Output every entry exactly as written, skipping any pictures.
--- start of RECORDS SUPPLIED ---
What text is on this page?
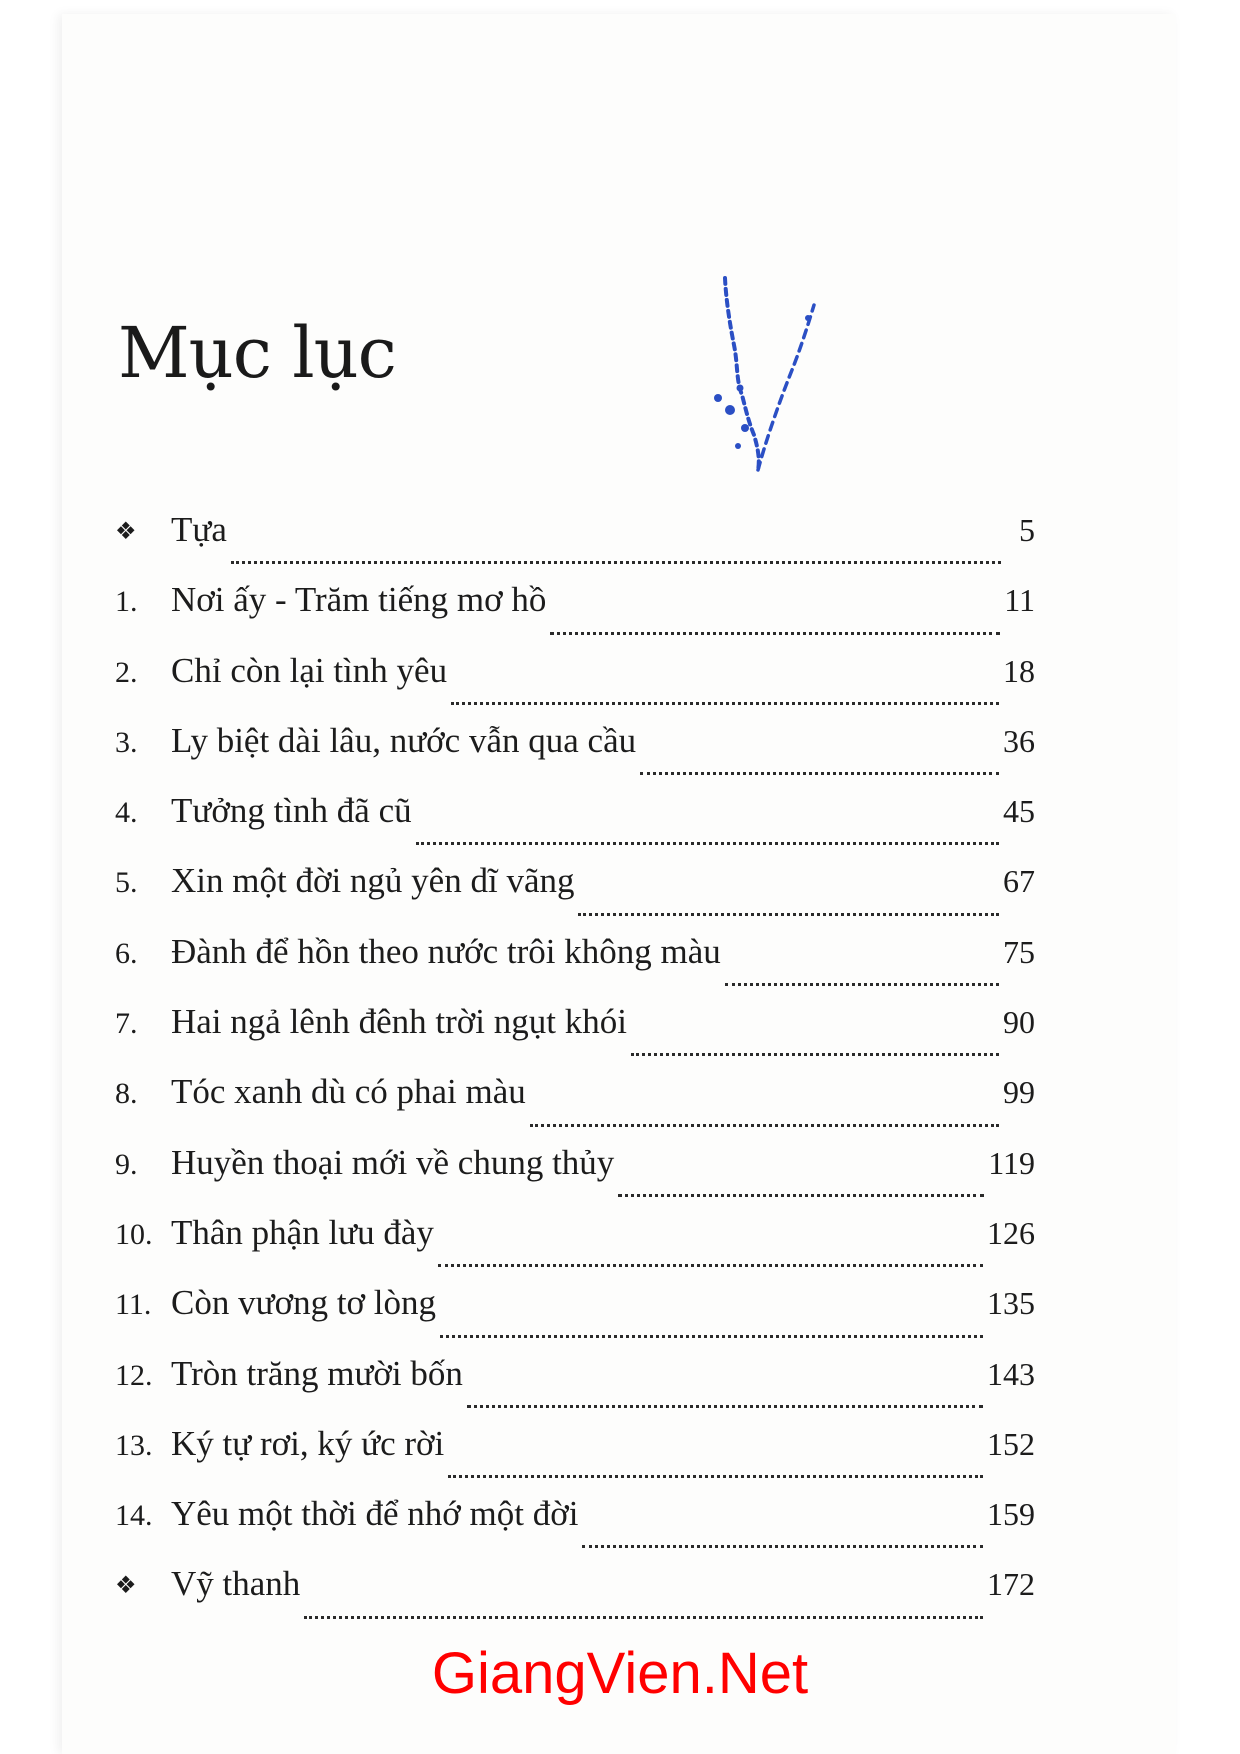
Mục lục
❖ Tựa	5
1. Nơi ấy - Trăm tiếng mơ hồ	11
2. Chỉ còn lại tình yêu	18
3. Ly biệt dài lâu, nước vẫn qua cầu	36
4. Tưởng tình đã cũ	45
5. Xin một đời ngủ yên dĩ vãng	67
6. Đành để hồn theo nước trôi không màu	75
7. Hai ngả lênh đênh trời ngụt khói	90
8. Tóc xanh dù có phai màu	99
9. Huyền thoại mới về chung thủy	119
10. Thân phận lưu đày	126
11. Còn vương tơ lòng	135
12. Tròn trăng mười bốn	143
13. Ký tự rơi, ký ức rời	152
14. Yêu một thời để nhớ một đời	159
❖ Vỹ thanh	172
GiangVien.Net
--- end of RECORDS SUPPLIED ---
_FINAL RESULT_.
What text is on this page?
Mục lục
❖ Tựa	5
1. Nơi ấy - Trăm tiếng mơ hồ	11
2. Chỉ còn lại tình yêu	18
3. Ly biệt dài lâu, nước vẫn qua cầu	36
4. Tưởng tình đã cũ	45
5. Xin một đời ngủ yên dĩ vãng	67
6. Đành để hồn theo nước trôi không màu	75
7. Hai ngả lênh đênh trời ngụt khói	90
8. Tóc xanh dù có phai màu	99
9. Huyền thoại mới về chung thủy	119
10. Thân phận lưu đày	126
11. Còn vương tơ lòng	135
12. Tròn trăng mười bốn	143
13. Ký tự rơi, ký ức rời	152
14. Yêu một thời để nhớ một đời	159
❖ Vỹ thanh	172
GiangVien.Net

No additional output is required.